* Written instruction:
Go through the listing and set it down exactly, leaving out its pictures.

Records contained in a dataset:
* * * * * * *

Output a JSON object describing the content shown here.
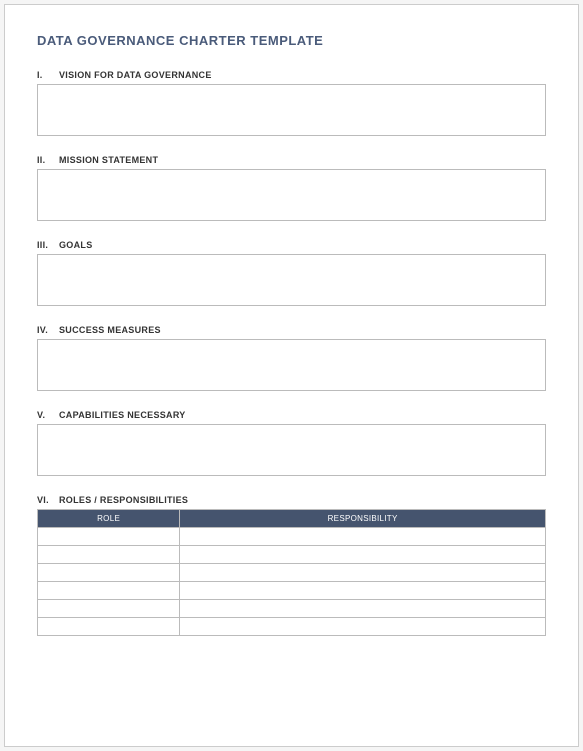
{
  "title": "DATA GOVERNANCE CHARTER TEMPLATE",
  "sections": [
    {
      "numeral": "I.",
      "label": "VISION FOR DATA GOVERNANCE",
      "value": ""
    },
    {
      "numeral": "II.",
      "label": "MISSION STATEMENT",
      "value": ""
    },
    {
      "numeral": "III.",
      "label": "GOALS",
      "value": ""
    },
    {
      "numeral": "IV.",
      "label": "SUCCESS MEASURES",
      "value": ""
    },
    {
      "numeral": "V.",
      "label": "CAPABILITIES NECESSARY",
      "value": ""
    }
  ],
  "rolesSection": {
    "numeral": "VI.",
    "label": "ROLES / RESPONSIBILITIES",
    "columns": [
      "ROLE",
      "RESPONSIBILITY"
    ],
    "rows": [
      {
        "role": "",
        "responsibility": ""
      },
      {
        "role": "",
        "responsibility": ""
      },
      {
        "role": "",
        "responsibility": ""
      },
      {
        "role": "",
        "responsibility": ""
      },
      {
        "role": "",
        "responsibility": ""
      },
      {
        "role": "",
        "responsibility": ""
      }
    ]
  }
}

* * * * * * *

* Answer for the task:
Output a JSON object describing the content shown here.
{
  "title": "DATA GOVERNANCE CHARTER TEMPLATE",
  "sections": [
    {
      "numeral": "I.",
      "label": "VISION FOR DATA GOVERNANCE",
      "value": ""
    },
    {
      "numeral": "II.",
      "label": "MISSION STATEMENT",
      "value": ""
    },
    {
      "numeral": "III.",
      "label": "GOALS",
      "value": ""
    },
    {
      "numeral": "IV.",
      "label": "SUCCESS MEASURES",
      "value": ""
    },
    {
      "numeral": "V.",
      "label": "CAPABILITIES NECESSARY",
      "value": ""
    }
  ],
  "rolesSection": {
    "numeral": "VI.",
    "label": "ROLES / RESPONSIBILITIES",
    "columns": [
      "ROLE",
      "RESPONSIBILITY"
    ],
    "rows": [
      {
        "role": "",
        "responsibility": ""
      },
      {
        "role": "",
        "responsibility": ""
      },
      {
        "role": "",
        "responsibility": ""
      },
      {
        "role": "",
        "responsibility": ""
      },
      {
        "role": "",
        "responsibility": ""
      },
      {
        "role": "",
        "responsibility": ""
      }
    ]
  }
}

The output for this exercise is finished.